▶ [TASKS TO COMPLETE]:
a: Please extract everything in the passage on Iranian politics from "But will the" down to "to be considered.", copying it word for word.
b: List every person named in the passage on Iranian politics.

▶ [PASSAGE]:

But will the Iranian government be able to meet these expectations, in spite of the divisions within it?

You’d better ask Iranian President Hassan Rouhani about that: in November, after rejecting several candidates supported by Rouhani, the Iranian parliament finally approved his nominee for the position of science minister – Mohammad Farhadi, the fifth candidate to be considered.

And if appointing a science minister has proved so difficult for Rouhani, what about winning support for his diplomatic policies? It’s not like the other members of Rouhani’s government are rallying behind his moderate ideals: Parliament Speaker Ali Larijani recently suggested that the negotiations could be supported within Iran by encouraging greater civil participation in the Basij militia; the head of the Basij himself, Mohammad Reza Naqdi, said that if Iran had “honor,” it would know it has “no need of the West … and its unwillingness to reach an agreement”; the head of Iran’s Supreme National Security Council said Tehran would not accept the US framework for a gradual removal of sanctions “under any circumstances”; Defense Minister Hossein Dehghan said in response to the 7-month extension that “the Islamic Republic cannot rely on the West;” and a senior representative of Ayatollah Ali Khamenei in the Iranian Revolutionary Guard Corp (IRGC) accused the US of aiming to make a “mockery” of Iran’s nuclear sites

And Khamenei himself? In particularly harsh comments last month, he warned Iran would not be “brought to its knees” in the talks. Could his triumphalist rhetoric be aimed at preparing Iranians for a deal, as Christian Science Monitor’s Scott Peterson suggests – or, as suggested in a recent Economist editorial, at giving hardliners greater leeway to criticize an embattled Rouhani?

▶ [SUPPLIED DATA]:

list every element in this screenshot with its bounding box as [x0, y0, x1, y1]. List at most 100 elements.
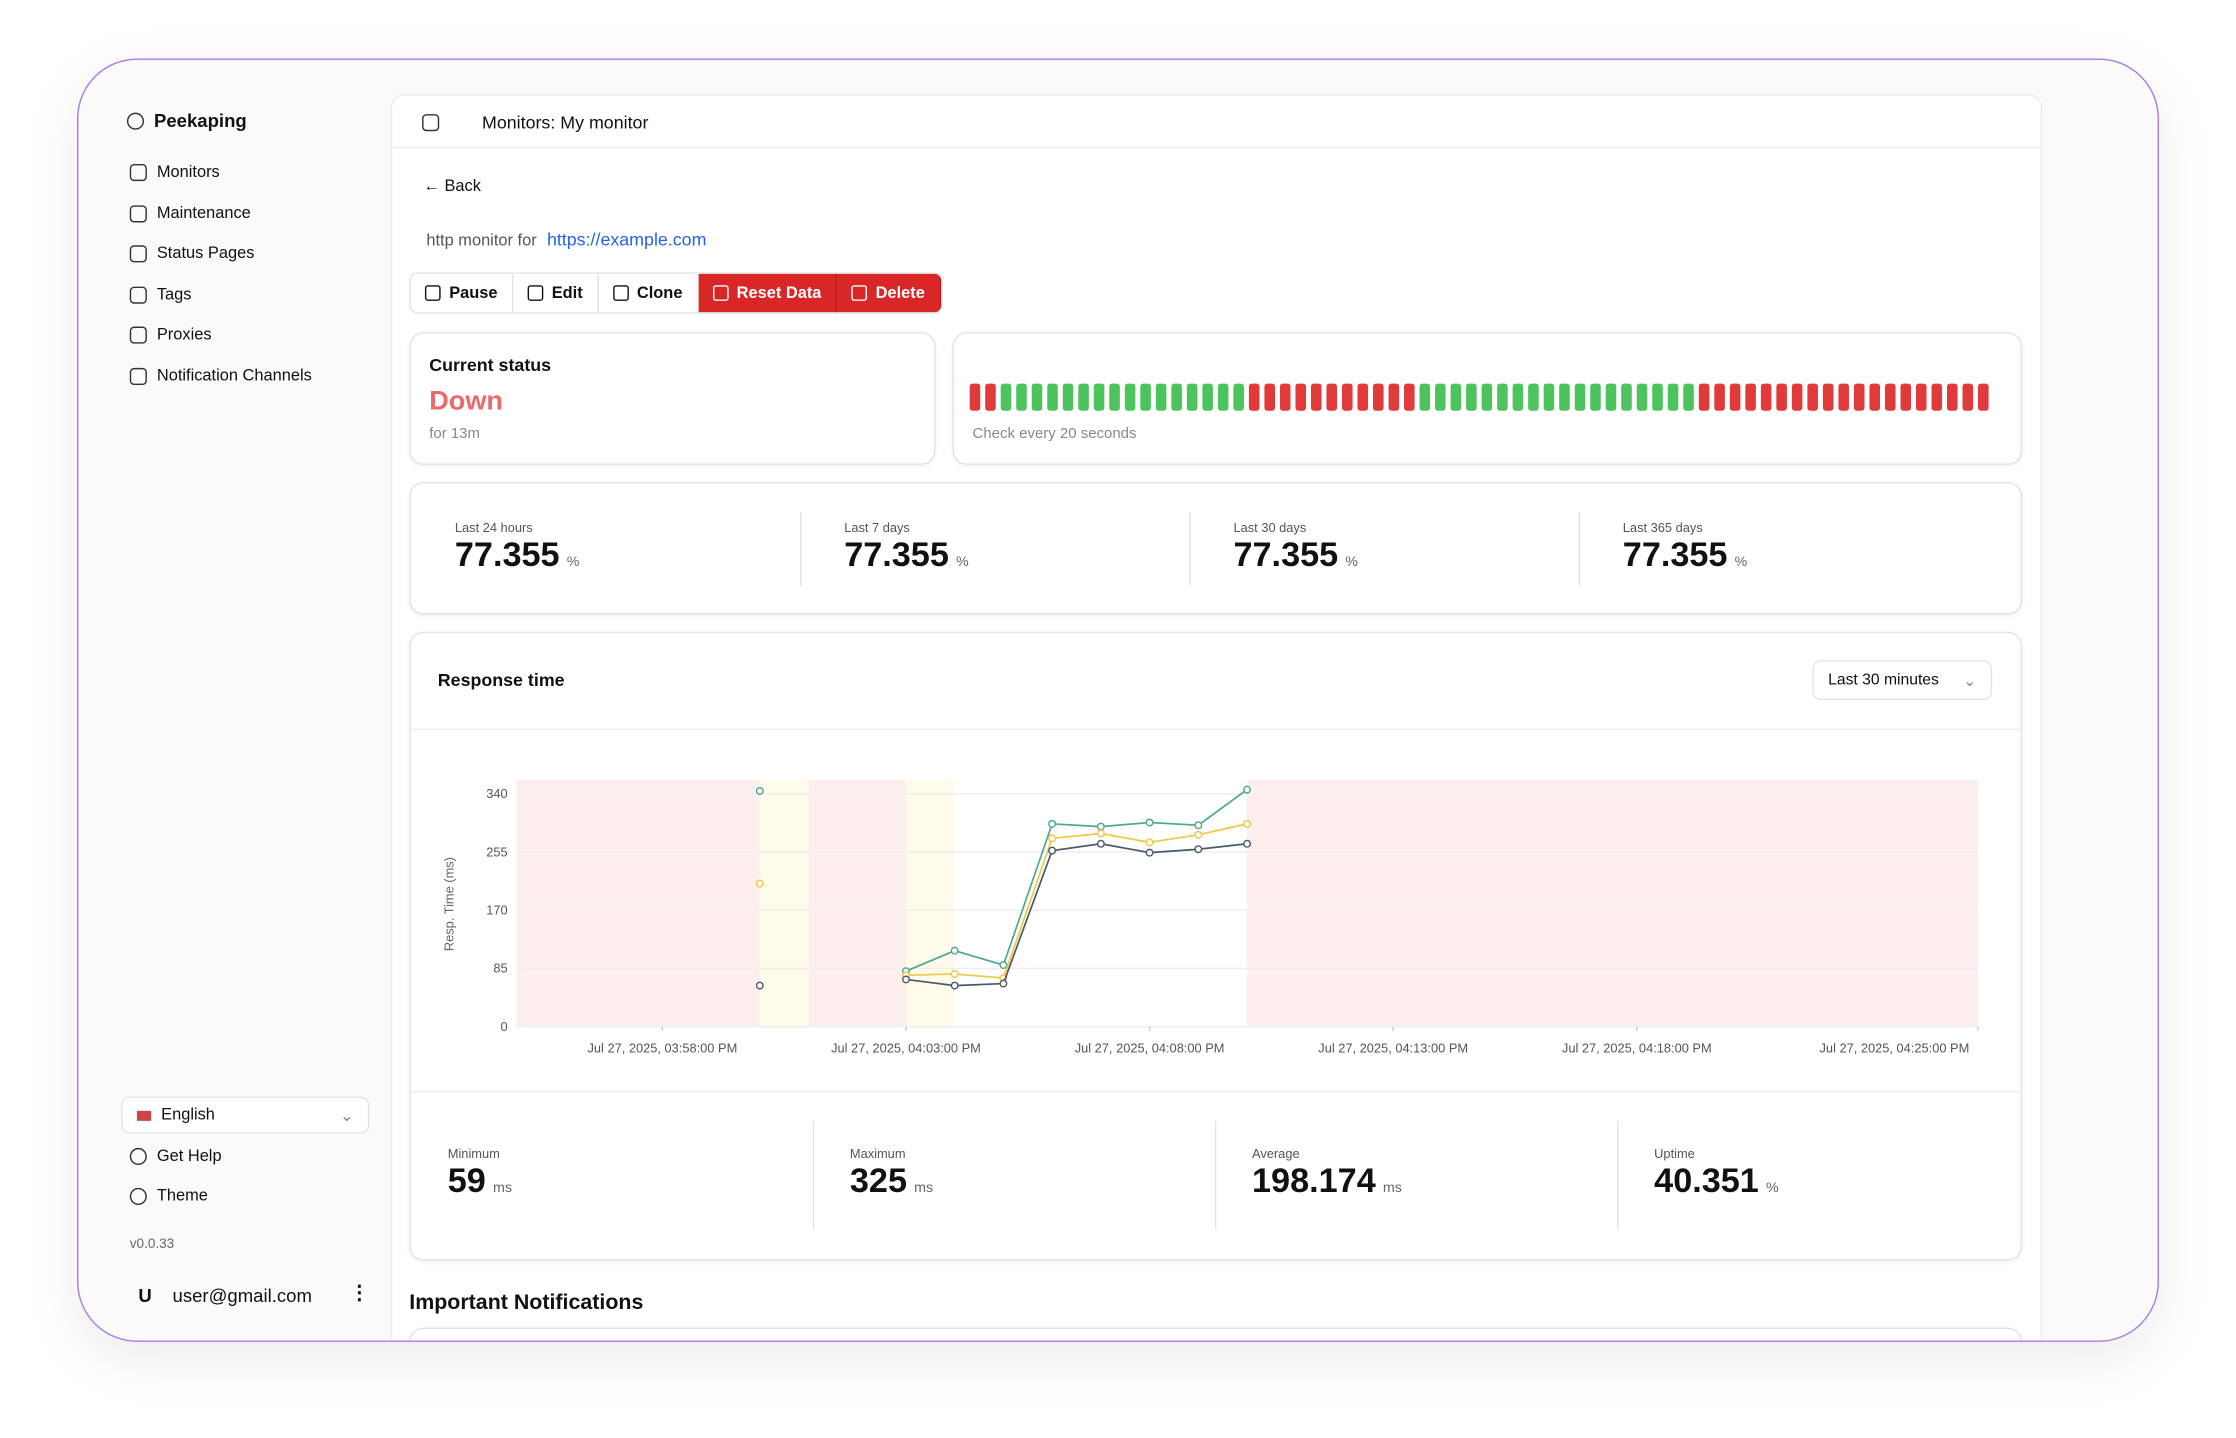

▶ [ANSWERS PER TASK]:
a:
But will the Iranian government be able to meet these expectations, in spite of the divisions within it?

You’d better ask Iranian President Hassan Rouhani about that: in November, after rejecting several candidates supported by Rouhani, the Iranian parliament finally approved his nominee for the position of science minister – Mohammad Farhadi, the fifth candidate to be considered.

b:
- Hassan Rouhani
- Mohammad Farhadi
- Ali Larijani
- Mohammad Reza Naqdi
- Hossein Dehghan
- Ali Khamenei
- Scott Peterson